[Begin DATA SUPPLIED]

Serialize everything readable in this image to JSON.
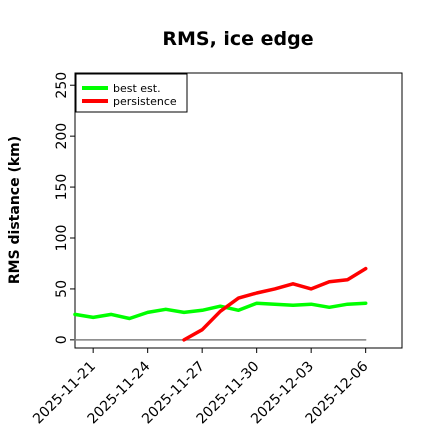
{
  "chart_data": {
    "type": "line",
    "title": "RMS, ice edge",
    "xlabel": "",
    "ylabel": "RMS distance (km)",
    "ylim": [
      -8,
      262
    ],
    "yticks": [
      0,
      50,
      100,
      150,
      200,
      250
    ],
    "xlim": [
      "2025-11-20",
      "2025-12-08"
    ],
    "xticks": [
      "2025-11-21",
      "2025-11-24",
      "2025-11-27",
      "2025-11-30",
      "2025-12-03",
      "2025-12-06"
    ],
    "legend": "top-left",
    "grid": false,
    "series": [
      {
        "name": "best est.",
        "color": "#00ff00",
        "x": [
          "2025-11-20",
          "2025-11-21",
          "2025-11-22",
          "2025-11-23",
          "2025-11-24",
          "2025-11-25",
          "2025-11-26",
          "2025-11-27",
          "2025-11-28",
          "2025-11-29",
          "2025-11-30",
          "2025-12-01",
          "2025-12-02",
          "2025-12-03",
          "2025-12-04",
          "2025-12-05",
          "2025-12-06"
        ],
        "values": [
          25,
          22,
          25,
          21,
          27,
          30,
          27,
          29,
          33,
          29,
          36,
          35,
          34,
          35,
          32,
          35,
          36
        ]
      },
      {
        "name": "persistence",
        "color": "#ff0000",
        "x": [
          "2025-11-26",
          "2025-11-27",
          "2025-11-28",
          "2025-11-29",
          "2025-11-30",
          "2025-12-01",
          "2025-12-02",
          "2025-12-03",
          "2025-12-04",
          "2025-12-05",
          "2025-12-06"
        ],
        "values": [
          0,
          10,
          28,
          41,
          46,
          50,
          55,
          50,
          57,
          59,
          70
        ]
      },
      {
        "name": "",
        "color": "#808080",
        "x": [
          "2025-11-20",
          "2025-12-06"
        ],
        "values": [
          0,
          0
        ]
      }
    ]
  }
}
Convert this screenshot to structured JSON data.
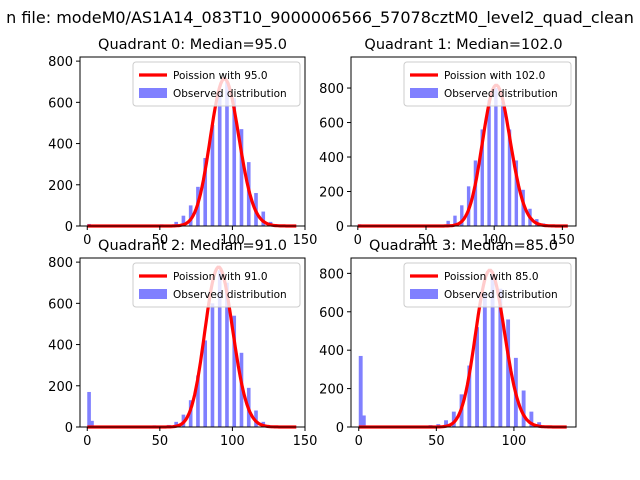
{
  "figure_title": "n file: modeM0/AS1A14_083T10_9000006566_57078cztM0_level2_quad_clean",
  "chart_data": [
    {
      "type": "bar",
      "title": "Quadrant 0: Median=95.0",
      "median": 95.0,
      "xlim": [
        -5,
        150
      ],
      "ylim": [
        0,
        820
      ],
      "xticks": [
        0,
        50,
        100,
        150
      ],
      "yticks": [
        0,
        200,
        400,
        600,
        800
      ],
      "legend": {
        "line": "Poission with 95.0",
        "bars": "Observed distribution",
        "position": "top-right"
      },
      "hist_x": [
        0,
        50,
        60,
        65,
        70,
        75,
        80,
        85,
        90,
        95,
        100,
        105,
        110,
        115,
        120,
        125,
        130
      ],
      "hist_y": [
        10,
        8,
        20,
        50,
        100,
        190,
        330,
        490,
        650,
        700,
        620,
        470,
        310,
        160,
        70,
        20,
        5
      ]
    },
    {
      "type": "bar",
      "title": "Quadrant 1: Median=102.0",
      "median": 102.0,
      "xlim": [
        -5,
        160
      ],
      "ylim": [
        0,
        980
      ],
      "xticks": [
        0,
        50,
        100,
        150
      ],
      "yticks": [
        0,
        200,
        400,
        600,
        800
      ],
      "legend": {
        "line": "Poission with 102.0",
        "bars": "Observed distribution",
        "position": "top-right"
      },
      "hist_x": [
        0,
        55,
        65,
        70,
        75,
        80,
        85,
        90,
        95,
        100,
        105,
        110,
        115,
        120,
        125,
        130,
        135,
        140
      ],
      "hist_y": [
        10,
        8,
        30,
        60,
        120,
        230,
        380,
        560,
        730,
        800,
        720,
        560,
        380,
        210,
        100,
        40,
        15,
        5
      ]
    },
    {
      "type": "bar",
      "title": "Quadrant 2: Median=91.0",
      "median": 91.0,
      "xlim": [
        -5,
        150
      ],
      "ylim": [
        0,
        820
      ],
      "xticks": [
        0,
        50,
        100,
        150
      ],
      "yticks": [
        0,
        200,
        400,
        600,
        800
      ],
      "legend": {
        "line": "Poission with 91.0",
        "bars": "Observed distribution",
        "position": "top-right"
      },
      "hist_x": [
        0,
        2,
        45,
        55,
        60,
        65,
        70,
        75,
        80,
        85,
        90,
        95,
        100,
        105,
        110,
        115,
        120,
        125
      ],
      "hist_y": [
        170,
        30,
        8,
        10,
        25,
        60,
        130,
        250,
        420,
        600,
        760,
        700,
        540,
        360,
        190,
        80,
        25,
        8
      ]
    },
    {
      "type": "bar",
      "title": "Quadrant 3: Median=85.0",
      "median": 85.0,
      "xlim": [
        -5,
        140
      ],
      "ylim": [
        0,
        880
      ],
      "xticks": [
        0,
        50,
        100
      ],
      "yticks": [
        0,
        200,
        400,
        600,
        800
      ],
      "legend": {
        "line": "Poission with 85.0",
        "bars": "Observed distribution",
        "position": "top-right"
      },
      "hist_x": [
        0,
        2,
        45,
        50,
        55,
        60,
        65,
        70,
        75,
        80,
        85,
        90,
        95,
        100,
        105,
        110,
        115,
        120
      ],
      "hist_y": [
        370,
        60,
        10,
        15,
        35,
        80,
        170,
        320,
        520,
        700,
        800,
        720,
        560,
        360,
        190,
        80,
        25,
        8
      ]
    }
  ],
  "colors": {
    "bars": "#8080ff",
    "line": "#ff0000",
    "axis": "#000000"
  }
}
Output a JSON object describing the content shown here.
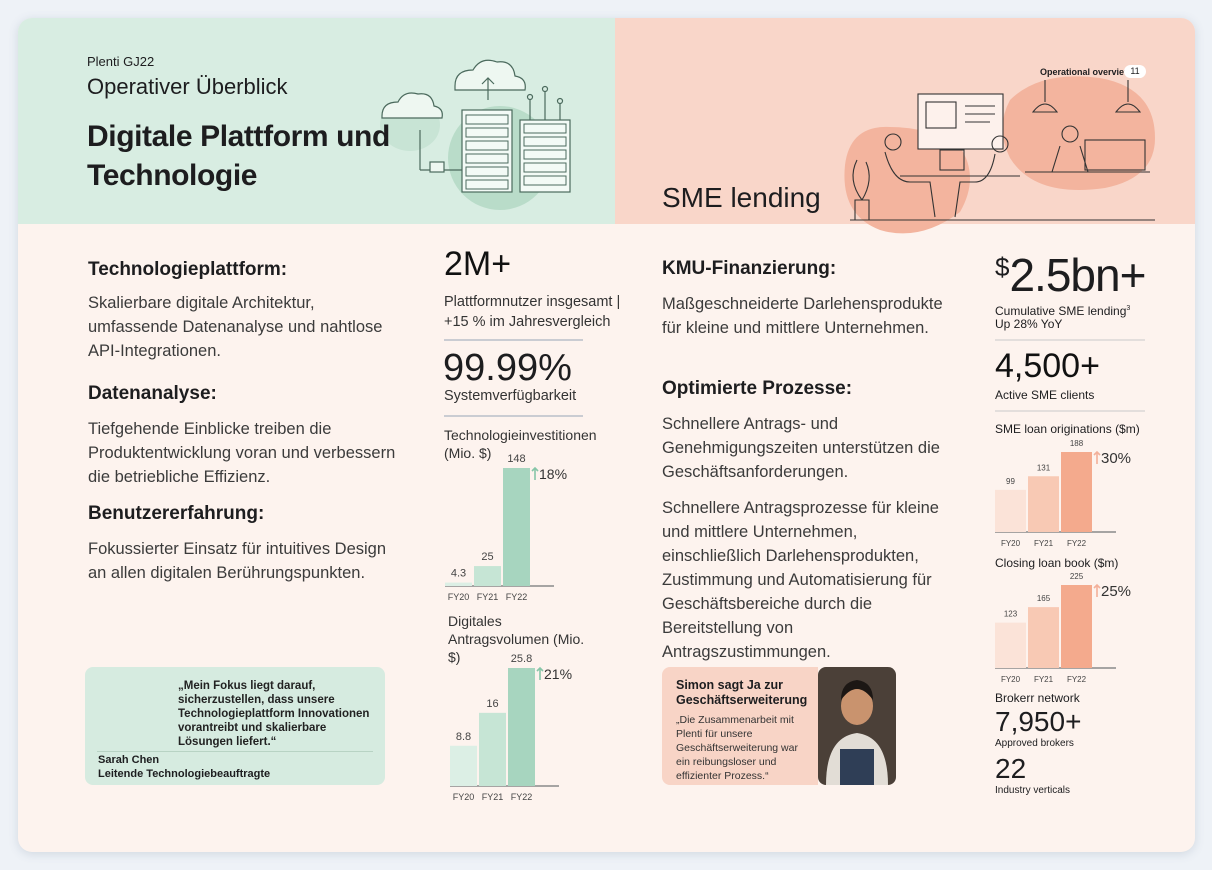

[End DATA SUPPLIED]

EXERCISE INSTRUCTIONS - In the entries above, identify each line that includes the string "this", then copy it.

ANSWER -
Serialize everything readable in this image to JSON.
Convert this screenshot to structured JSON data.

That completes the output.